(Dataset items)
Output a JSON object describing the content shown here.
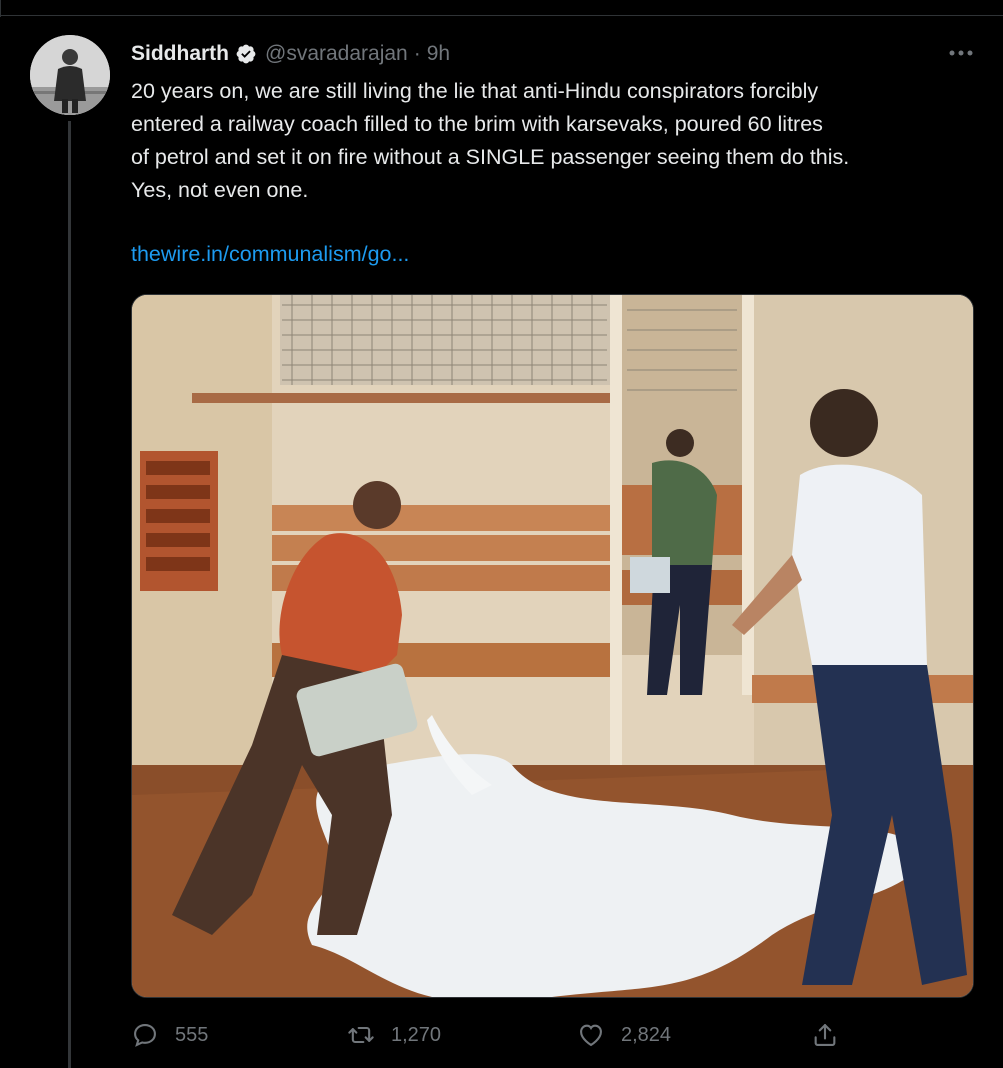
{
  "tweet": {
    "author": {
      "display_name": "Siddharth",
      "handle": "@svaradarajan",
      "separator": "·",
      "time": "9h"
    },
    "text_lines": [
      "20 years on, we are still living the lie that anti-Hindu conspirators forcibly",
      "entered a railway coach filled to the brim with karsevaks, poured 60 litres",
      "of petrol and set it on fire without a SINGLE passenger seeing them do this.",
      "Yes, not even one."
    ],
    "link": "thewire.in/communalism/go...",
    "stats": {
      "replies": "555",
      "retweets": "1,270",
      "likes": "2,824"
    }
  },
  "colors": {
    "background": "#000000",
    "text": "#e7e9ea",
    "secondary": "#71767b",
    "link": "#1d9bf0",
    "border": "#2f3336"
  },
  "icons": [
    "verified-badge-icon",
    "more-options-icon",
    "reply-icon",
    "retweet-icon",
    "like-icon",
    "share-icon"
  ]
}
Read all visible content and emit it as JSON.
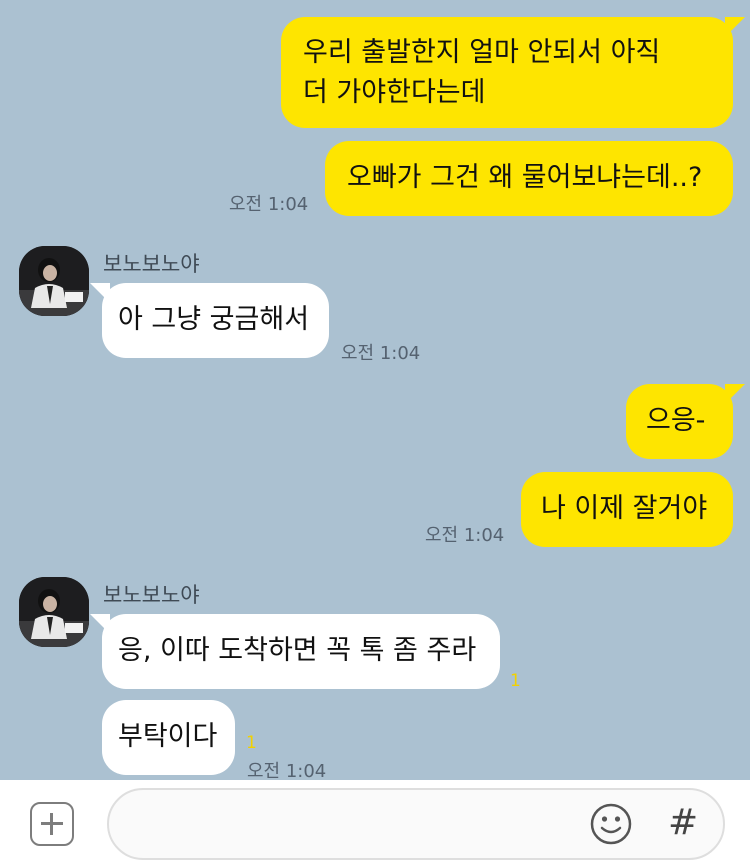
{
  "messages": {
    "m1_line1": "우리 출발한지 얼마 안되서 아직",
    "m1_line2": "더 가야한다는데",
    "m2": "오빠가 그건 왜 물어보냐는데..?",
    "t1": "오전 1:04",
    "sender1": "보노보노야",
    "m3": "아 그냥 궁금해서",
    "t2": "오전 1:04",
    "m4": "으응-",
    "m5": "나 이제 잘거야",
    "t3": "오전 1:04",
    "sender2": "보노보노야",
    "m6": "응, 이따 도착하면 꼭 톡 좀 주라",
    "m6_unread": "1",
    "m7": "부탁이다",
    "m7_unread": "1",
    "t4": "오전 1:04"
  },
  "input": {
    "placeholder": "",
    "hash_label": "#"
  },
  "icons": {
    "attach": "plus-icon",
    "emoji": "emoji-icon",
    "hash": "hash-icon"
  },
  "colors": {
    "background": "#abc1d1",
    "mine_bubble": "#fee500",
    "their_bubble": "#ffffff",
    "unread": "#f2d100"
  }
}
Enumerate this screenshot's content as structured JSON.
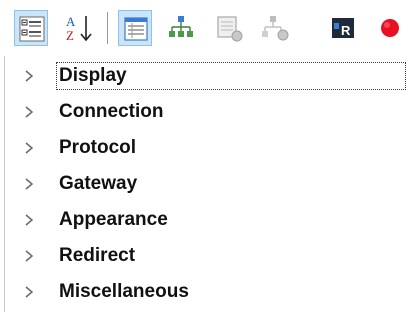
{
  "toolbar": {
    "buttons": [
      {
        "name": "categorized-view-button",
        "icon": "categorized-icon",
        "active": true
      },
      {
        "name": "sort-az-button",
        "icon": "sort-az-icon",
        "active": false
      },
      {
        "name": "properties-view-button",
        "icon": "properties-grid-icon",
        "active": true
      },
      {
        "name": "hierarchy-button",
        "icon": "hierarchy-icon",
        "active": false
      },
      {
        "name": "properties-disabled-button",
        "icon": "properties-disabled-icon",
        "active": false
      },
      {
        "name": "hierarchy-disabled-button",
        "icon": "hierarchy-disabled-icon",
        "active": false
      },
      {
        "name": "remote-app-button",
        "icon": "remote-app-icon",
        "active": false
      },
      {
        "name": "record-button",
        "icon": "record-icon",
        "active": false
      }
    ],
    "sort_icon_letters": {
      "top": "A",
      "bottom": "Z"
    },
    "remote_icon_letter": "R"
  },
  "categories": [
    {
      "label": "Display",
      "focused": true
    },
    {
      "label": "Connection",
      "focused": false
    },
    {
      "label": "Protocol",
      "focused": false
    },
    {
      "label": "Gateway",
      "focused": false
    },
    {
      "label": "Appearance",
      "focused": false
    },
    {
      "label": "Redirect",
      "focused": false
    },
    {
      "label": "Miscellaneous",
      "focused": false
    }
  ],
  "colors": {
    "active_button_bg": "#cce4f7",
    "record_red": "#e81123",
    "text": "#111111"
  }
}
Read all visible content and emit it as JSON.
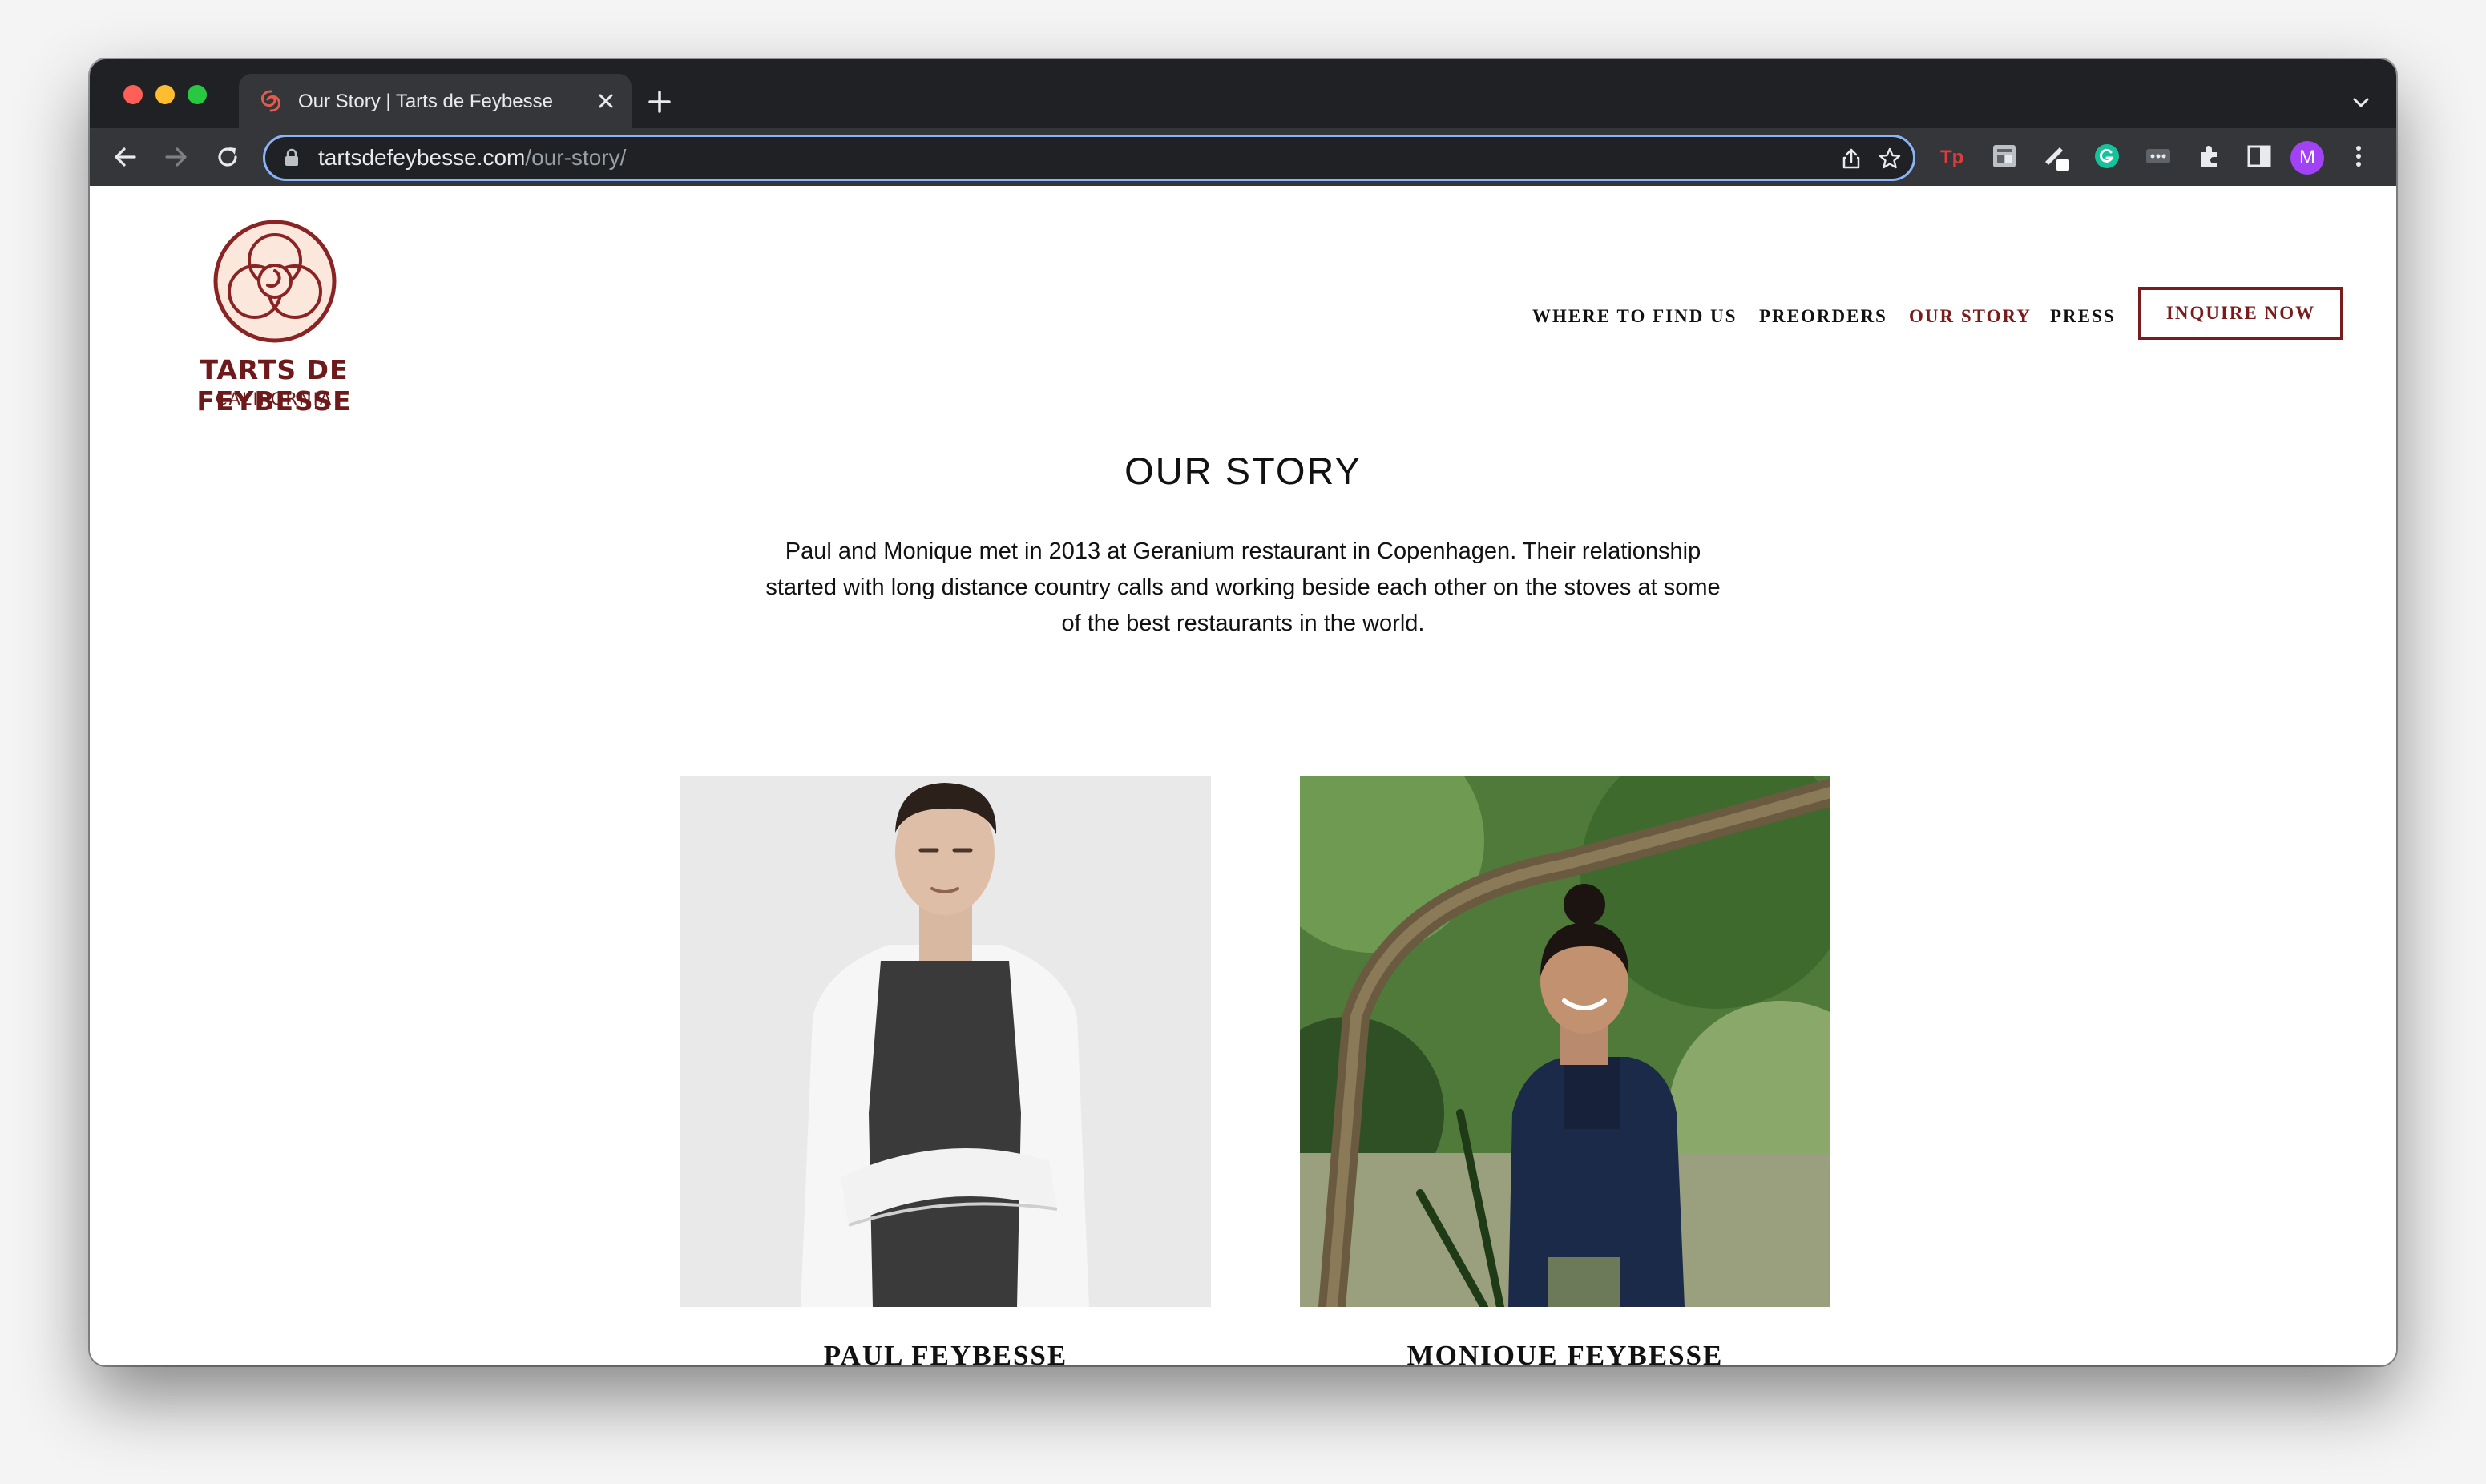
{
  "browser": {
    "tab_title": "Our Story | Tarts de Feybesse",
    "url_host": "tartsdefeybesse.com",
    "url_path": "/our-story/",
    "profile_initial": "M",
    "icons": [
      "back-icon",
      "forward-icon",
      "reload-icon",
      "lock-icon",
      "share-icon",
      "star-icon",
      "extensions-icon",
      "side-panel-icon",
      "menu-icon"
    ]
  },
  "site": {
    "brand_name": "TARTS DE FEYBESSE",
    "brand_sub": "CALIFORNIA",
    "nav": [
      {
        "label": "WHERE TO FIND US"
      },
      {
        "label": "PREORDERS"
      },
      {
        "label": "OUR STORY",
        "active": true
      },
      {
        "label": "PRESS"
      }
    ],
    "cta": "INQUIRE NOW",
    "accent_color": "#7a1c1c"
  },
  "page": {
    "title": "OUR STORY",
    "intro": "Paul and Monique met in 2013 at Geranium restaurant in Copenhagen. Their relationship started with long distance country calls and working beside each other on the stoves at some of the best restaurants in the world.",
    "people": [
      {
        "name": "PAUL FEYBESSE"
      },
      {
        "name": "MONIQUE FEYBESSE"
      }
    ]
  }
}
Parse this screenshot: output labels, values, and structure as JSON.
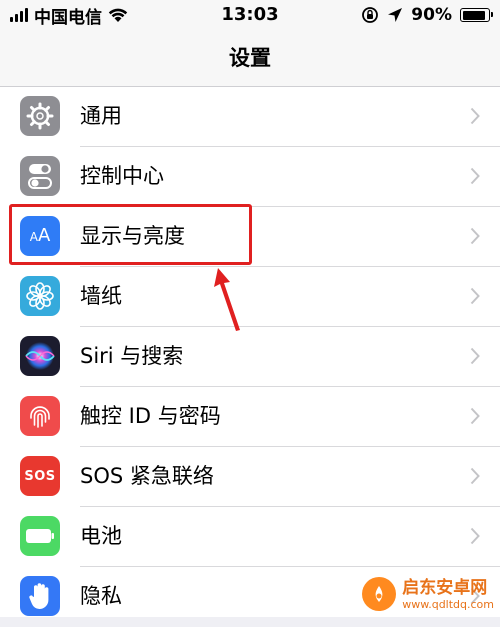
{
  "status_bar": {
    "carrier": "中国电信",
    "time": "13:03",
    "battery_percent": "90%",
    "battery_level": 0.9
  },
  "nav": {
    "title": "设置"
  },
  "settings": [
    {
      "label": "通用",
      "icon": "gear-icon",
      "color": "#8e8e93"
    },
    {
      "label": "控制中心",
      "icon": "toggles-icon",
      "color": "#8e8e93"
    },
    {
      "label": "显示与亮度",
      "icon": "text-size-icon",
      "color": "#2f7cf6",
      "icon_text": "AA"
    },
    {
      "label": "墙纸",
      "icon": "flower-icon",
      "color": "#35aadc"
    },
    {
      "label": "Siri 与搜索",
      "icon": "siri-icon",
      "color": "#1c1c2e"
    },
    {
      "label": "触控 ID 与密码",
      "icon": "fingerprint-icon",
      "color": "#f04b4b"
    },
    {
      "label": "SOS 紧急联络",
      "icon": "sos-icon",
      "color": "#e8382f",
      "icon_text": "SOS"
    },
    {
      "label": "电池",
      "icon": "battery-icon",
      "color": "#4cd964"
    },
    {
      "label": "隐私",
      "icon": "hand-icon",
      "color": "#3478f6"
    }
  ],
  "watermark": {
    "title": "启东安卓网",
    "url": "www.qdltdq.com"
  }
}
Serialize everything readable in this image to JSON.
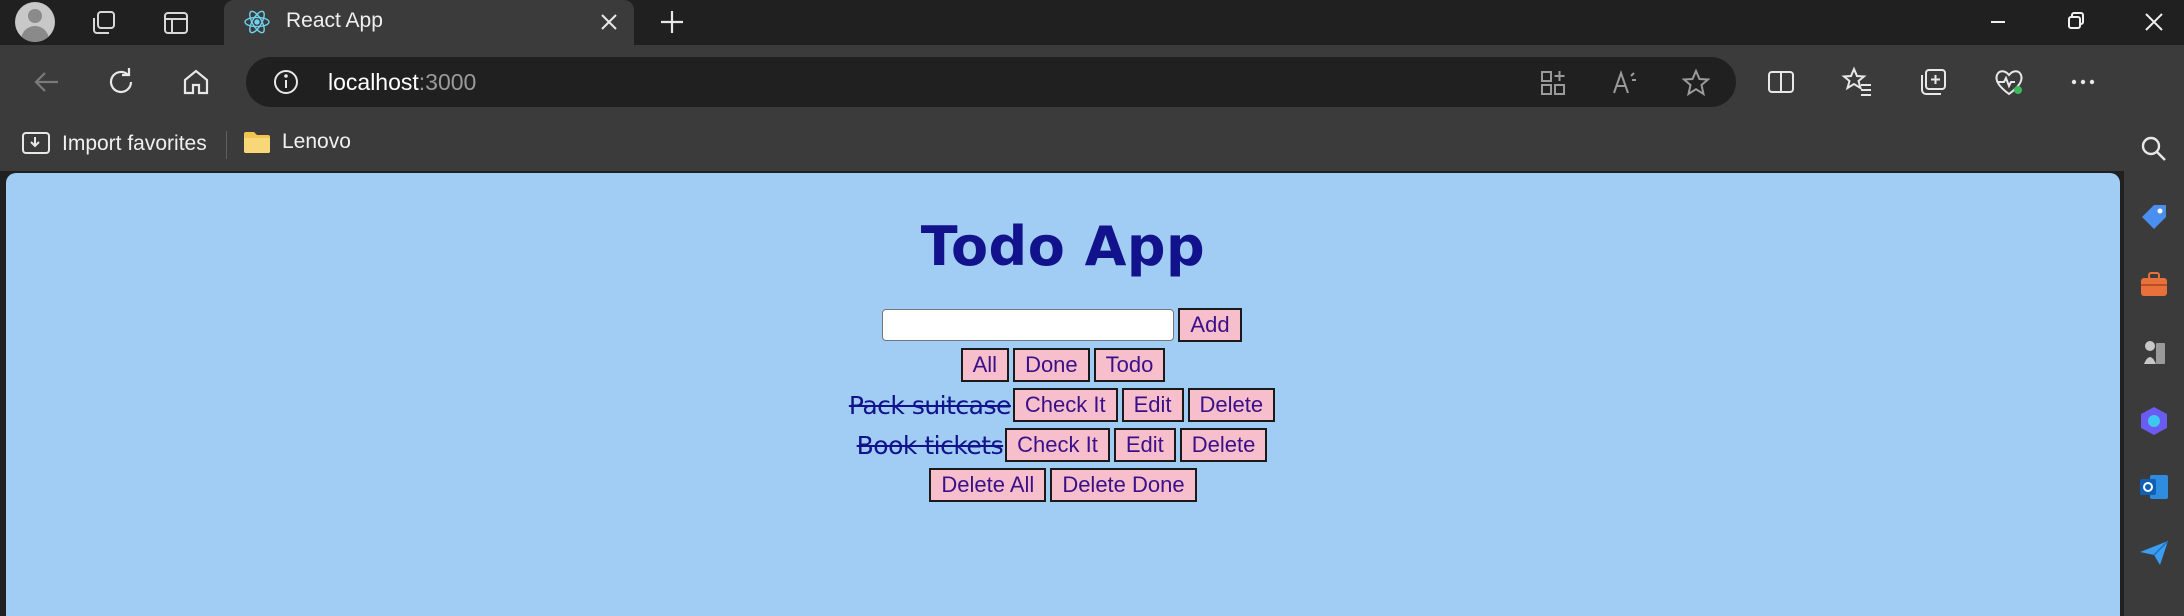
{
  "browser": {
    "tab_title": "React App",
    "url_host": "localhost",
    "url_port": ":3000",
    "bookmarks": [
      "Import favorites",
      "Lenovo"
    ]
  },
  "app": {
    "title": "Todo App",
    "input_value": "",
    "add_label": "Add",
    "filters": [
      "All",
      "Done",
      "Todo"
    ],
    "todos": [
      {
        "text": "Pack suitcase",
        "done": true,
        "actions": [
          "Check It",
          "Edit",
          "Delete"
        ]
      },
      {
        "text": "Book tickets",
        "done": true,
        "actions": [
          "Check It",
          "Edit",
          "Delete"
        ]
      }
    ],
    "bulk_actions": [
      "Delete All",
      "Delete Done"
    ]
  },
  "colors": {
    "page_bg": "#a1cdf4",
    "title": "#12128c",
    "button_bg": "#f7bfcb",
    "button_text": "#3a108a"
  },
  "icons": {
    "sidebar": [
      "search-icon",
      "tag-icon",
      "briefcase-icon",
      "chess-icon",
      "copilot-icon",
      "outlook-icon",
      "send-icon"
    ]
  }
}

PROBLEM TO SOLVE =>
Copy out only the lines beginning at the line with "Serialize everything readable" and ending at the last line of the entries. Keep them exact; drop pictures.

FINISHED EXERCISE =>
Serialize everything readable in this image to JSON.
{
  "browser": {
    "tab_title": "React App",
    "url_host": "localhost",
    "url_port": ":3000",
    "bookmarks": [
      "Import favorites",
      "Lenovo"
    ]
  },
  "app": {
    "title": "Todo App",
    "input_value": "",
    "add_label": "Add",
    "filters": [
      "All",
      "Done",
      "Todo"
    ],
    "todos": [
      {
        "text": "Pack suitcase",
        "done": true,
        "actions": [
          "Check It",
          "Edit",
          "Delete"
        ]
      },
      {
        "text": "Book tickets",
        "done": true,
        "actions": [
          "Check It",
          "Edit",
          "Delete"
        ]
      }
    ],
    "bulk_actions": [
      "Delete All",
      "Delete Done"
    ]
  },
  "colors": {
    "page_bg": "#a1cdf4",
    "title": "#12128c",
    "button_bg": "#f7bfcb",
    "button_text": "#3a108a"
  },
  "icons": {
    "sidebar": [
      "search-icon",
      "tag-icon",
      "briefcase-icon",
      "chess-icon",
      "copilot-icon",
      "outlook-icon",
      "send-icon"
    ]
  }
}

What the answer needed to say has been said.